Your instructions:
Select, from the material below, each line with "content" in it.

>> Begin Exercise data

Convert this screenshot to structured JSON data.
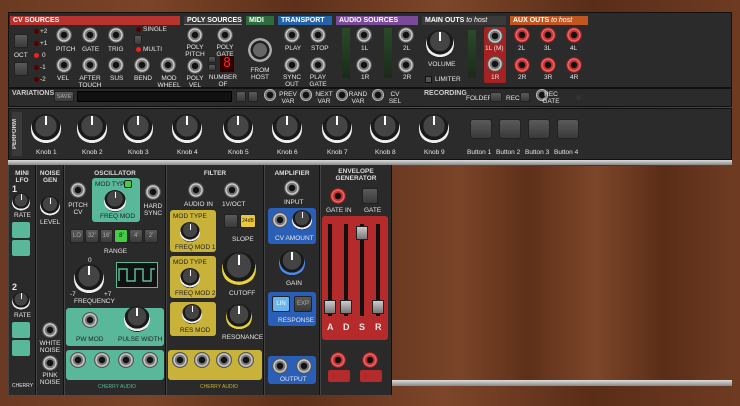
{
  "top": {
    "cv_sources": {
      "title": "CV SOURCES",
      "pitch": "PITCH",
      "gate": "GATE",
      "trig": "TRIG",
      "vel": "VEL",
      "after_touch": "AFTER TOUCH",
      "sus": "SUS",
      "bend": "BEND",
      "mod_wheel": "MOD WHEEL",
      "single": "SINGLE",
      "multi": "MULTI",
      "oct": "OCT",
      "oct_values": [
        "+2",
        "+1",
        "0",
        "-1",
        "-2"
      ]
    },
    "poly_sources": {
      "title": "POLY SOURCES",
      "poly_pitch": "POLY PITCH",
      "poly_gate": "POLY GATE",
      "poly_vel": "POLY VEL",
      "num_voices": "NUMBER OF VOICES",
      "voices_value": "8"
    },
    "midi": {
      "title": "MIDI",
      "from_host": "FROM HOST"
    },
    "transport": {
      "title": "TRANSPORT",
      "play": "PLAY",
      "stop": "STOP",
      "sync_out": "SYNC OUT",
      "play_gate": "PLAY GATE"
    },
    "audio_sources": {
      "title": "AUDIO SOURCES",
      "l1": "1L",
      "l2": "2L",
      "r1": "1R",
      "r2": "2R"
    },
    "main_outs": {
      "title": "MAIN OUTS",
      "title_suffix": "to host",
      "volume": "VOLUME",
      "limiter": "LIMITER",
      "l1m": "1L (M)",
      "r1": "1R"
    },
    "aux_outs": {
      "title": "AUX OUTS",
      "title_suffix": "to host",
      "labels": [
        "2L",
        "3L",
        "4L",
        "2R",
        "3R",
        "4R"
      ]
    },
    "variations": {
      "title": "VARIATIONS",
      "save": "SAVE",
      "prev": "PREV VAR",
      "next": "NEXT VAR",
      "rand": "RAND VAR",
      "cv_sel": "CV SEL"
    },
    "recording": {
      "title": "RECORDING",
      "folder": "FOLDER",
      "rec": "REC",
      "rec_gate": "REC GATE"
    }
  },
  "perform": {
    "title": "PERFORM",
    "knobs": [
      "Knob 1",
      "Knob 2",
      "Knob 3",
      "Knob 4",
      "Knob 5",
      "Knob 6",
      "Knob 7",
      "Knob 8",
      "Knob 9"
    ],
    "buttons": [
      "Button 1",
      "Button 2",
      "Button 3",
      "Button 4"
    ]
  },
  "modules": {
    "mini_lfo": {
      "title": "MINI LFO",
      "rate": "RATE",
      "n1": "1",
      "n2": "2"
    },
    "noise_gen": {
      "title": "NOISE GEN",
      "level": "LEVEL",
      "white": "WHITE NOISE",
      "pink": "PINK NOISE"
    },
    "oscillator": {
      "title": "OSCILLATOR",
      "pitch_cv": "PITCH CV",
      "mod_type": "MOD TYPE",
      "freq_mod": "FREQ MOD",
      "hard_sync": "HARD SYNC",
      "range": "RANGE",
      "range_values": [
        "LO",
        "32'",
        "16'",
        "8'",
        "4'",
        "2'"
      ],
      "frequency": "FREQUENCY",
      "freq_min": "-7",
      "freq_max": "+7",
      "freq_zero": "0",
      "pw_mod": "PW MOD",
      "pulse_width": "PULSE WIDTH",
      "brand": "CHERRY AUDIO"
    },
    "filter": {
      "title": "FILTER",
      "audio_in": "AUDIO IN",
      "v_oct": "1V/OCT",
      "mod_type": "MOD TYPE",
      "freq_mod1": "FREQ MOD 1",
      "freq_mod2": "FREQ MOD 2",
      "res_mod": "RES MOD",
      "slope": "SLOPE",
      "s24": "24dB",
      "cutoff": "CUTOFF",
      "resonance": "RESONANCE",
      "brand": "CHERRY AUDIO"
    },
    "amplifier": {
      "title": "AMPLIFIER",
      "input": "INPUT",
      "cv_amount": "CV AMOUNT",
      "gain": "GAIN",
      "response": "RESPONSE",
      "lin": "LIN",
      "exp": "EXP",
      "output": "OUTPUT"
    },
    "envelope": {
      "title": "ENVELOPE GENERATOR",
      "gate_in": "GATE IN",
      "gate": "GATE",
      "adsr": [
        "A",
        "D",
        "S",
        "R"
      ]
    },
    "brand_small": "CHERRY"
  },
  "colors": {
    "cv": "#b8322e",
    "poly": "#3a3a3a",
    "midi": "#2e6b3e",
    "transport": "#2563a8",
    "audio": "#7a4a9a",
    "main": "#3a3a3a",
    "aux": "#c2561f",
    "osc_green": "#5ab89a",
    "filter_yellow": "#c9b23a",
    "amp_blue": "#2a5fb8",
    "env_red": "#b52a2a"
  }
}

>> End Exercise data
>> Begin Exercise data

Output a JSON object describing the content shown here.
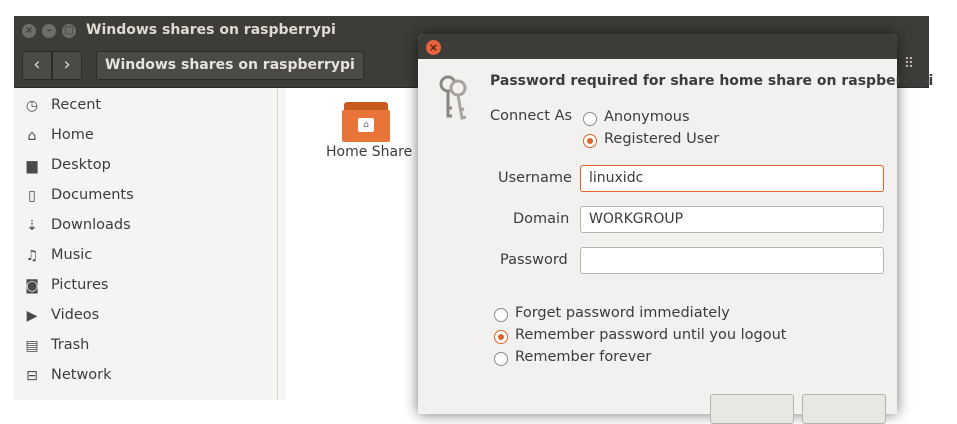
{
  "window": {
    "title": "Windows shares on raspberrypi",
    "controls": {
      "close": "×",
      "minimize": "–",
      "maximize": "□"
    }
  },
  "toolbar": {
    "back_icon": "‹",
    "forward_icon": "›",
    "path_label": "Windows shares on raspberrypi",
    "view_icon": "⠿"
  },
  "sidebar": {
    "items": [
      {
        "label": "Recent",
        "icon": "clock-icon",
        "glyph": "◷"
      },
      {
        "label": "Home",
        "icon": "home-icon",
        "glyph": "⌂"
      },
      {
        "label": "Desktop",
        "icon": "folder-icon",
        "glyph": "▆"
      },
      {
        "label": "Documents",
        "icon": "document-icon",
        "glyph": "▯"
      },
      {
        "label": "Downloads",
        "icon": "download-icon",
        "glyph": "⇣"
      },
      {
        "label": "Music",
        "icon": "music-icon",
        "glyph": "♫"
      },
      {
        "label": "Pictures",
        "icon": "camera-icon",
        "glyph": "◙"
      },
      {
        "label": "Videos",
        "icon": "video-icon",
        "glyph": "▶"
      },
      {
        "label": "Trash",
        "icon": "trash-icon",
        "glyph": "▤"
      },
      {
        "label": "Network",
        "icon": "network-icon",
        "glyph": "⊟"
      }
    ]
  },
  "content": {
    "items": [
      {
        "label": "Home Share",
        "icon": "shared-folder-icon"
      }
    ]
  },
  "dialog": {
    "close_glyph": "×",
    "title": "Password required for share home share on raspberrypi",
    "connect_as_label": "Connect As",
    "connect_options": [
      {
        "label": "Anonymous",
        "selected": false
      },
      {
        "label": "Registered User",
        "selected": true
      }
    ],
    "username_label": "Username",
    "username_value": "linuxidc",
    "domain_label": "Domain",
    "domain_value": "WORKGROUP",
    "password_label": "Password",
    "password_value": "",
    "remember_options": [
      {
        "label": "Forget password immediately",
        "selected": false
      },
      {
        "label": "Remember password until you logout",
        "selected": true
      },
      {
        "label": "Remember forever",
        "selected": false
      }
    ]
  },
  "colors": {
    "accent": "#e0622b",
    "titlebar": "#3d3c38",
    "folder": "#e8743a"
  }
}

>> End Exercise data

Task solution:
Output a JSON object describing the content shown here.
  "content": {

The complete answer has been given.